# GOAL OF THE EXERCISE:
Rewrite the listing from its start through the line containing "The line 12 is at (607, 279)." as a two-column CSV with the headers input_text and expected_output. Each row should hold one description and its answer, each in one quoted field with line breaks replaced by spaces, and the pictures should be omitted.

Dataset excerpts:
------------------------------------
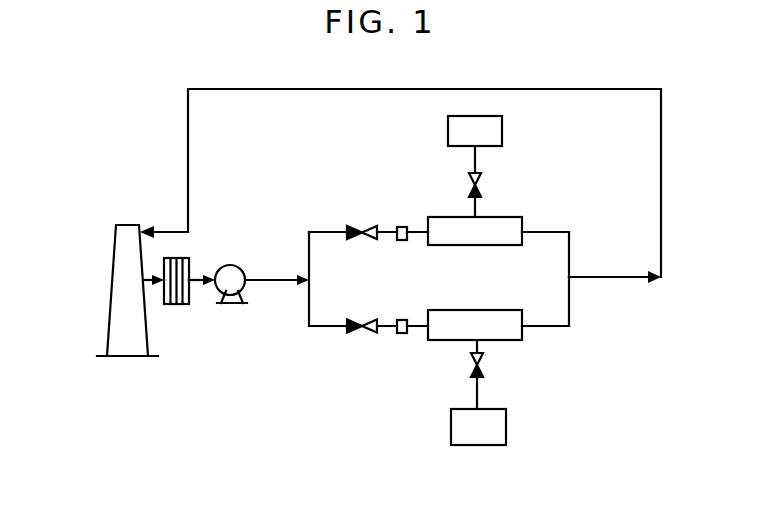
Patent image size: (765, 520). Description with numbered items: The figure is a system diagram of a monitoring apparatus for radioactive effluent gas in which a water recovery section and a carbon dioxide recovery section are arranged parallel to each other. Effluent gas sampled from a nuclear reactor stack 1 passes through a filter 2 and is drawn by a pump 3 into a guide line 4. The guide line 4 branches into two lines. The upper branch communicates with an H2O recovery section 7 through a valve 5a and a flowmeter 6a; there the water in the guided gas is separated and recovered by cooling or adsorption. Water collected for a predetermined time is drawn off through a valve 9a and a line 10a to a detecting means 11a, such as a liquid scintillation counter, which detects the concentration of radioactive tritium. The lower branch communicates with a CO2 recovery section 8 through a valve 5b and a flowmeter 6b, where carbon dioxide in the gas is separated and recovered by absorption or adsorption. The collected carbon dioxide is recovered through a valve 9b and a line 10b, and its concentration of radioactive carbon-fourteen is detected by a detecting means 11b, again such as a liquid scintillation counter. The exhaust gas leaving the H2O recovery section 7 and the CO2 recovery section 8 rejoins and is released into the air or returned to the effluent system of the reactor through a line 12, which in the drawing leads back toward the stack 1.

The nuclear reactor stack 1 is at (114, 249).
The filter 2 is at (187, 304).
The pump 3 is at (230, 265).
The guide line 4 is at (272, 282).
The valve 5a is at (361, 224).
The valve 5b is at (361, 320).
The flowmeter 6a is at (403, 225).
The flowmeter 6b is at (403, 320).
The H2O recovery section 7 is at (522, 220).
The CO2 recovery section 8 is at (522, 313).
The valve 9a is at (481, 187).
The valve 9b is at (483, 367).
The line 10a is at (472, 160).
The line 10b is at (476, 392).
The regeneration gas source 11a is at (502, 127).
The detecting means 11b is at (506, 433).
The line 12 is at (607, 279).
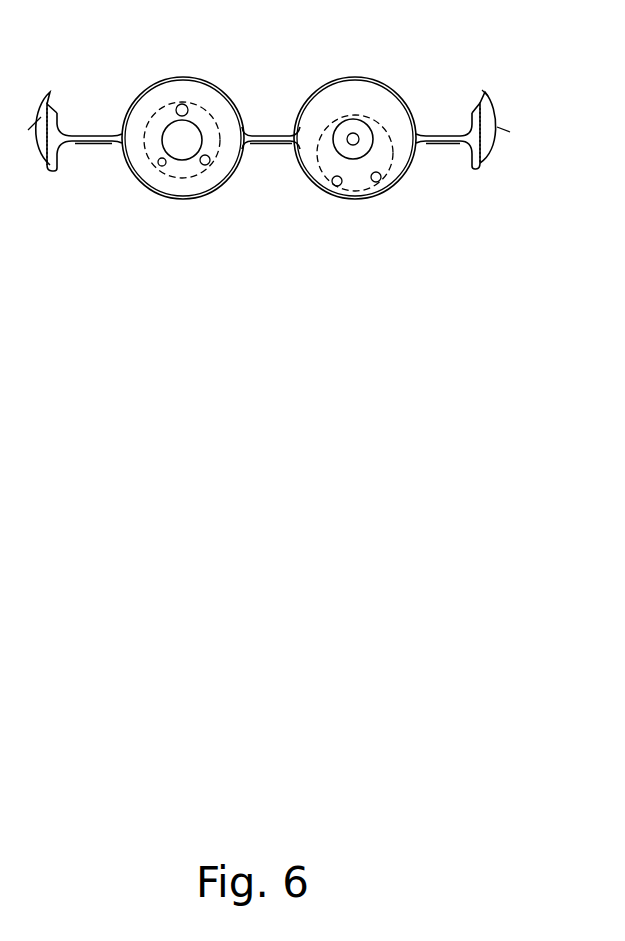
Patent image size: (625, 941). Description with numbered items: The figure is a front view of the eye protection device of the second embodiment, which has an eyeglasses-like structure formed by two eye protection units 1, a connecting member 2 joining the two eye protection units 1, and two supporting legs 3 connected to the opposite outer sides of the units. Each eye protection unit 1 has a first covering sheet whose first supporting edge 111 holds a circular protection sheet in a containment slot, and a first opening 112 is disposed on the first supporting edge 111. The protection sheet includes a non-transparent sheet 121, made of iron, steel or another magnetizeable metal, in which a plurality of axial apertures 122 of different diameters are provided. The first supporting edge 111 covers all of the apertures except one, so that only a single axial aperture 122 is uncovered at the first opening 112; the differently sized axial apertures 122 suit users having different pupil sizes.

The eye protection unit 1 is at (410, 220).
The connecting member 2 is at (267, 140).
The supporting leg 3 is at (477, 131).
The first supporting edge 111 is at (193, 197).
The first opening 112 is at (168, 130).
The non-transparent sheet 121 is at (205, 118).
The axial aperture 122 is at (162, 163).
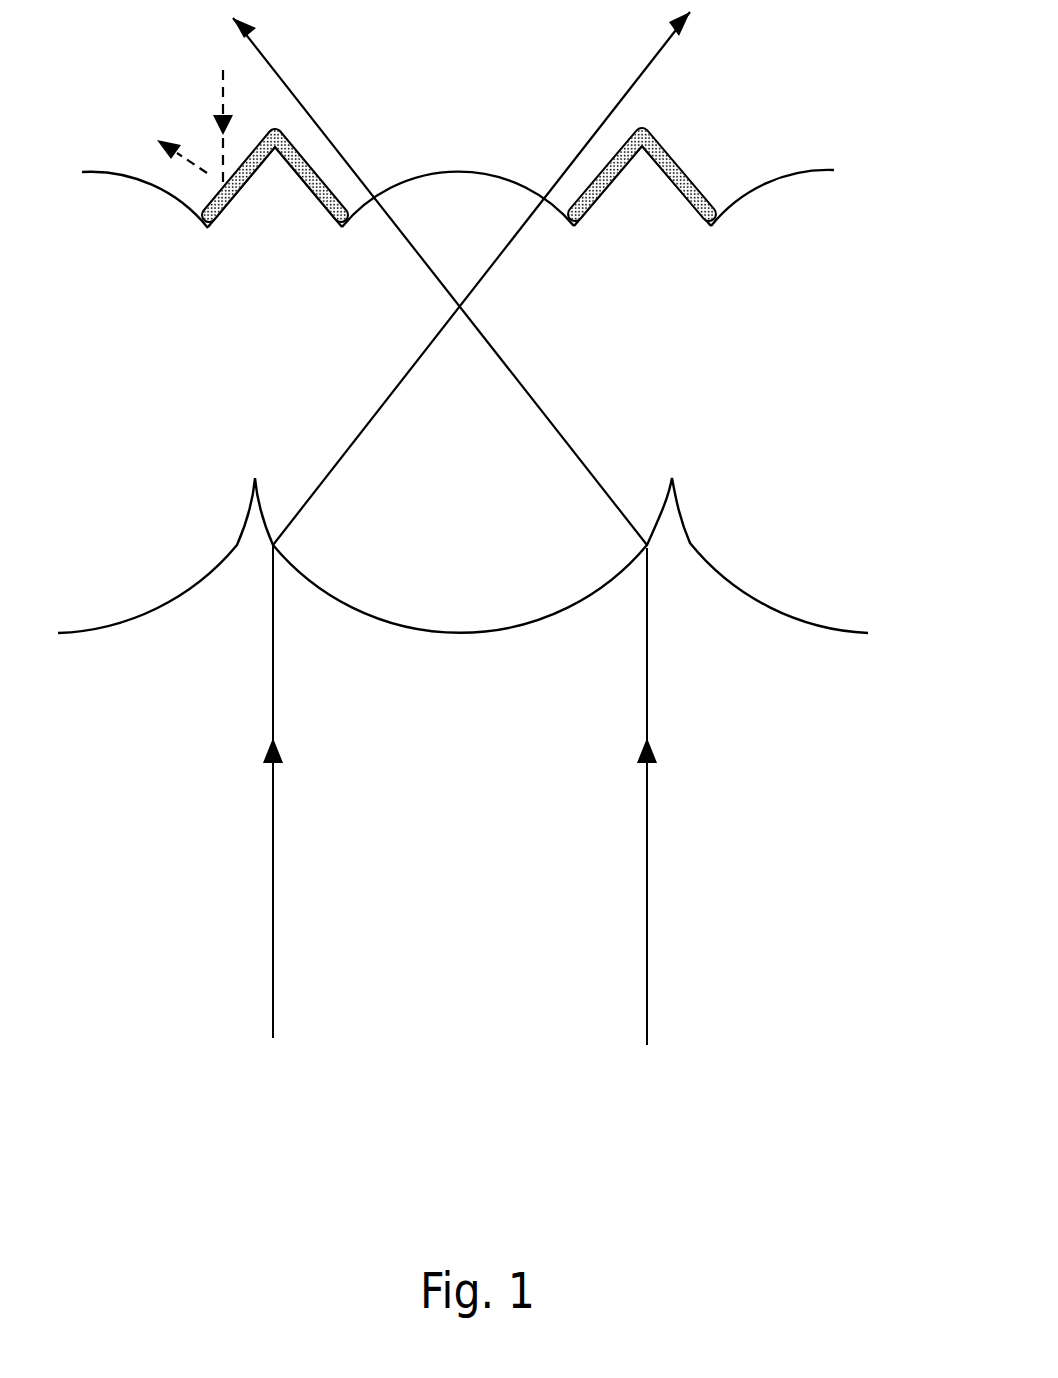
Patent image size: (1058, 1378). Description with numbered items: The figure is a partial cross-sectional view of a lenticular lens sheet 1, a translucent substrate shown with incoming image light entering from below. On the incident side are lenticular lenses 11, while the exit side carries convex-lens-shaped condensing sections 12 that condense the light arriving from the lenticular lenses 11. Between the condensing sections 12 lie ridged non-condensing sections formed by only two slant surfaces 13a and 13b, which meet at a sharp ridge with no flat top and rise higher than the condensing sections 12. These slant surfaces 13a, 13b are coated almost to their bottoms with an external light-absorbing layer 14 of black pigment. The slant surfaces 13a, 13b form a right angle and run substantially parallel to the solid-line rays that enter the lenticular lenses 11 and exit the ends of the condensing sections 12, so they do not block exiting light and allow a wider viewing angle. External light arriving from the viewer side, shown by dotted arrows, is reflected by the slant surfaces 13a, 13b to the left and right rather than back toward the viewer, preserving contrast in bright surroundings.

The lenticular lens sheet 1 is at (858, 240).
The lenticular lenses 11 is at (470, 633).
The condensing sections 12 is at (462, 177).
The slant surface 13a is at (587, 212).
The slant surface 13b is at (685, 200).
The external light-absorbing layer 14 is at (670, 145).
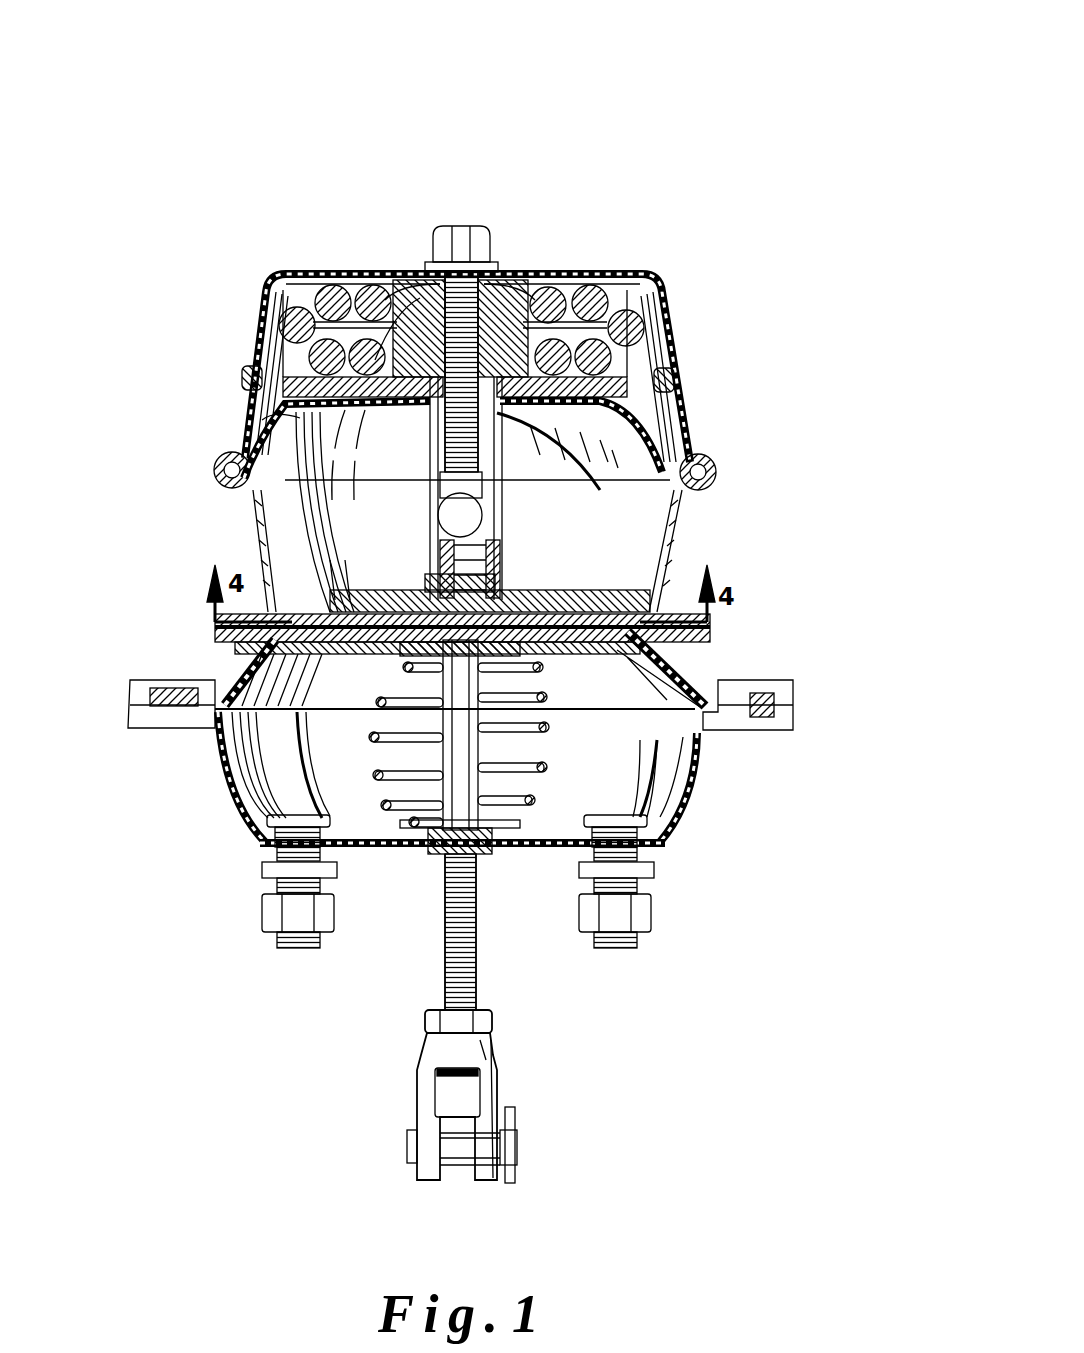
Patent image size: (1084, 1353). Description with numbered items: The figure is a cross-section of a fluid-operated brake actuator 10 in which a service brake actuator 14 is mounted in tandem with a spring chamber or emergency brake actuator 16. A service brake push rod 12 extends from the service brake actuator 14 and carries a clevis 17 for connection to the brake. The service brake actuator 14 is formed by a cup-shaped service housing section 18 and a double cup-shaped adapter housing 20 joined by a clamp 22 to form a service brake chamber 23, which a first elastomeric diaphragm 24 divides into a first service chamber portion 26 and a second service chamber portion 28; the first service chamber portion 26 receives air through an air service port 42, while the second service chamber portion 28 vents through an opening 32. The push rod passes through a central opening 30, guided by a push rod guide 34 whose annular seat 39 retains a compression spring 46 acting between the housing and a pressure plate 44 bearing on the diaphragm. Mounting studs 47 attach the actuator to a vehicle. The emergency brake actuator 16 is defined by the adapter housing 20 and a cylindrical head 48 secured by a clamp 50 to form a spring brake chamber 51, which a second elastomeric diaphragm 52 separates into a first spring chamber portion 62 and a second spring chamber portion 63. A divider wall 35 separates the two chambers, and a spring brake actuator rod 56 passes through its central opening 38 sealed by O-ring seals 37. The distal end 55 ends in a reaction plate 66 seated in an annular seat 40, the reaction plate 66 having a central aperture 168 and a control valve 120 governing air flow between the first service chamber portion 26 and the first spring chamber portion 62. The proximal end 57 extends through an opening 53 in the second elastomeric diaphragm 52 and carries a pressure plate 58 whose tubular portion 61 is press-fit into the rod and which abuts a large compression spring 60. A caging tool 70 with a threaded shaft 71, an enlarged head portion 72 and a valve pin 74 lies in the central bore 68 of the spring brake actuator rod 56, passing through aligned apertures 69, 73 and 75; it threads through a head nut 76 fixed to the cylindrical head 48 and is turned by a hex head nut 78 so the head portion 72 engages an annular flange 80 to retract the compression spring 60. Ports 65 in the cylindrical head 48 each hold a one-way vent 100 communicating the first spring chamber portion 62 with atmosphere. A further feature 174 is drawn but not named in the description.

The fluid-operated brake actuator 10 is at (690, 140).
The service brake push rod 12 is at (480, 975).
The service brake actuator 14 is at (682, 862).
The emergency brake actuator 16 is at (533, 348).
The clevis 17 is at (415, 1120).
The cup-shaped service housing section 18 is at (527, 850).
The adapter housing 20 is at (692, 585).
The clamp 22 is at (796, 708).
The service brake chamber 23 is at (297, 767).
The first elastomeric diaphragm 24 is at (665, 665).
The first service chamber portion 26 is at (650, 628).
The second service chamber portion 28 is at (514, 737).
The central opening 30 is at (442, 787).
The opening 32 is at (222, 772).
The push rod guide 34 is at (452, 848).
The divider wall 35 is at (215, 618).
The O-ring seals 37 is at (470, 590).
The central opening 38 is at (418, 570).
The annular seat 39 is at (440, 850).
The annular seat 40 is at (565, 648).
The air service port 42 is at (245, 560).
The pressure plate 44 is at (498, 744).
The compression spring 46 is at (548, 780).
The mounting studs 47 is at (298, 950).
The cylindrical head 48 is at (667, 275).
The clamp 50 is at (232, 455).
The spring brake chamber 51 is at (292, 423).
The second elastomeric diaphragm 52 is at (250, 520).
The opening 53 is at (513, 293).
The distal end 55 is at (326, 690).
The spring brake actuator rod 56 is at (505, 462).
The proximal end 57 is at (525, 305).
The pressure plate 58 is at (655, 412).
The compression spring 60 is at (600, 303).
The tubular portion 61 is at (563, 300).
The first spring chamber portion 62 is at (640, 306).
The second spring chamber portion 63 is at (630, 544).
The ports 65 is at (672, 394).
The reaction plate 66 is at (485, 549).
The central bore 68 is at (600, 490).
The aperture 69 is at (520, 290).
The caging tool 70 is at (474, 488).
The threaded elongated shaft 71 is at (487, 442).
The enlarged head portion 72 is at (460, 504).
The aperture 73 is at (530, 309).
The valve pin 74 is at (425, 545).
The aperture 75 is at (463, 238).
The head nut 76 is at (500, 272).
The hex head nut 78 is at (495, 262).
The annular flange 80 is at (428, 292).
The one-way vent 100 is at (248, 370).
The control valve 120 is at (428, 560).
The central aperture 168 is at (392, 672).
The skirt 174 is at (326, 580).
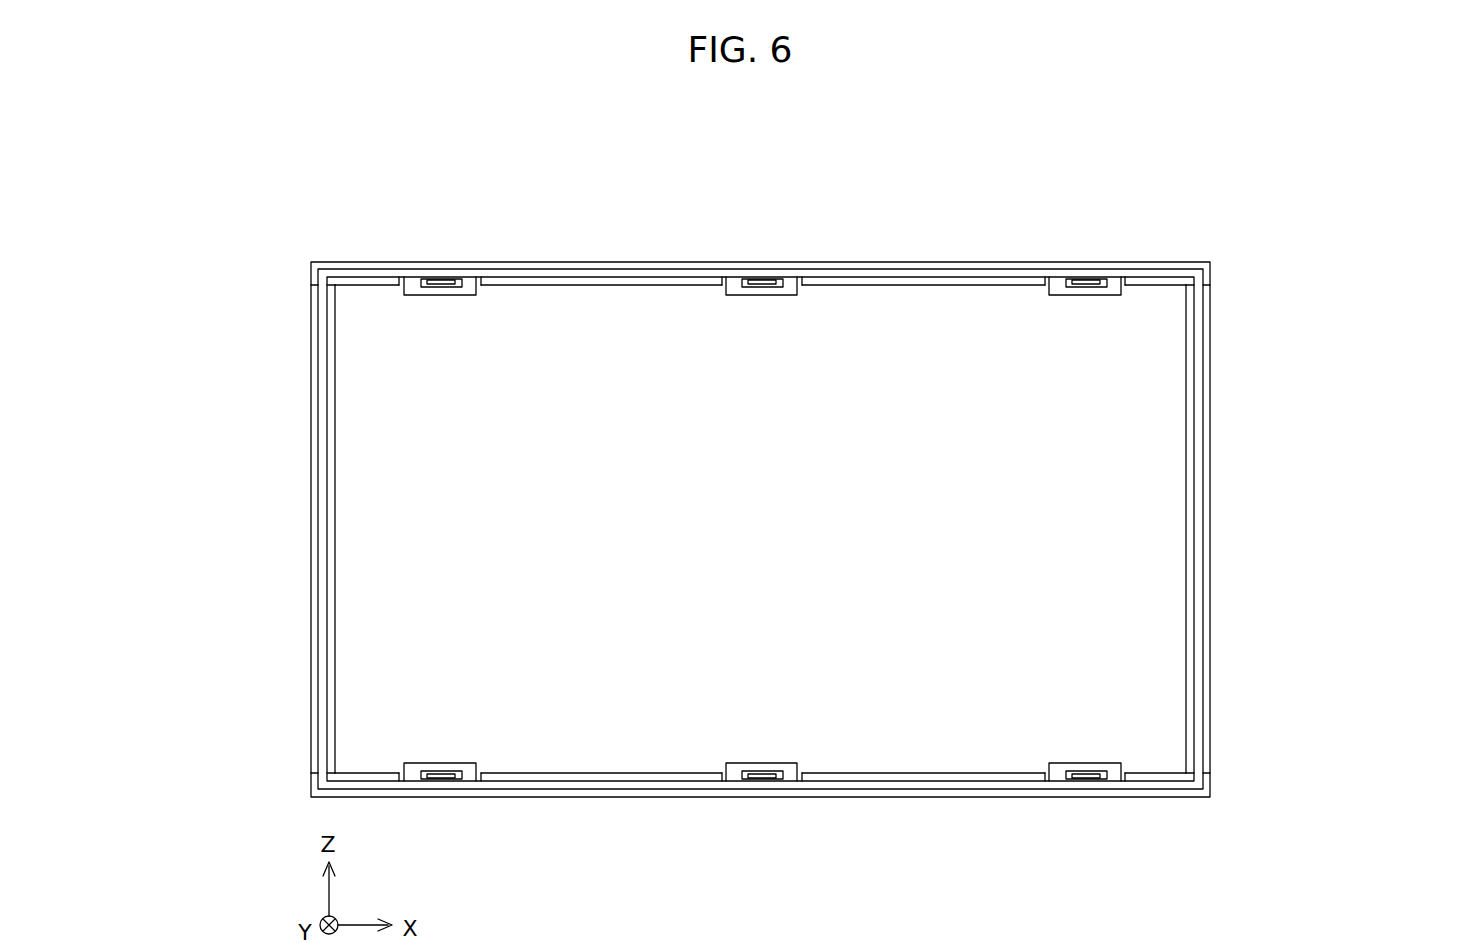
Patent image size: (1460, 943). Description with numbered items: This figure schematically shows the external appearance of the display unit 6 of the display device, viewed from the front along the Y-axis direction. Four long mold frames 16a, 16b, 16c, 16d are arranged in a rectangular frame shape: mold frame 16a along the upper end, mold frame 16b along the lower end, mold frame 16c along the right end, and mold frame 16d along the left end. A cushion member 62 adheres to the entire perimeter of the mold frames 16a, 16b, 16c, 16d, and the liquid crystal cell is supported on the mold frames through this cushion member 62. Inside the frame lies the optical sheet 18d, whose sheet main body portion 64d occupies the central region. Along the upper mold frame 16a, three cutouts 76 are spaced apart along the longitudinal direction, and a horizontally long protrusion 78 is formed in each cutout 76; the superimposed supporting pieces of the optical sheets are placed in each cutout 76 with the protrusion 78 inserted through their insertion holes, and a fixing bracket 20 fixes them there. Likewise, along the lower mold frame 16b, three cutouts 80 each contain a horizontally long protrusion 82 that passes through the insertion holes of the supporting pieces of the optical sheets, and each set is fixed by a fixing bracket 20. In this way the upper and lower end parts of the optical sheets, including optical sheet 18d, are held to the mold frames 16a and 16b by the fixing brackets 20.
------------------------------------
# REPLY TO THE EXERCISE:
input_text,expected_output
"Patent image size: (765, 520). Description with numbered items: The figure is a system diagram of a monitoring apparatus for radioactive effluent gas in which a water recovery section and a carbon dioxide recovery section are arranged parallel to each other. Effluent gas sampled from a nuclear reactor stack 1 passes through a filter 2 and is drawn by a pump 3 into a guide line 4. The guide line 4 branches into two lines. The upper branch communicates with an H2O recovery section 7 through a valve 5a and a flowmeter 6a; there the water in the guided gas is separated and recovered by cooling or adsorption. Water collected for a predetermined time is drawn off through a valve 9a and a line 10a to a detecting means 11a, such as a liquid scintillation counter, which detects the concentration of radioactive tritium. The lower branch communicates with a CO2 recovery section 8 through a valve 5b and a flowmeter 6b, where carbon dioxide in the gas is separated and recovered by absorption or adsorption. The collected carbon dioxide is recovered through a valve 9b and a line 10b, and its concentration of radioactive carbon-fourteen is detected by a detecting means 11b, again such as a liquid scintillation counter. The exhaust gas leaving the H2O recovery section 7 and the CO2 recovery section 8 rejoins and is released into the air or returned to the effluent system of the reactor through a line 12, which in the drawing leads back toward the stack 1.","The nuclear reactor stack 1 is at (114, 249). The filter 2 is at (187, 304). The pump 3 is at (230, 265). The guide line 4 is at (272, 282). The valve 5a is at (361, 224). The valve 5b is at (361, 320). The flowmeter 6a is at (403, 225). The flowmeter 6b is at (403, 320). The H2O recovery section 7 is at (522, 220). The CO2 recovery section 8 is at (522, 313). The valve 9a is at (481, 187). The valve 9b is at (483, 367). The line 10a is at (472, 160). The line 10b is at (476, 392). The regeneration gas source 11a is at (502, 127). The detecting means 11b is at (506, 433). The line 12 is at (607, 279)."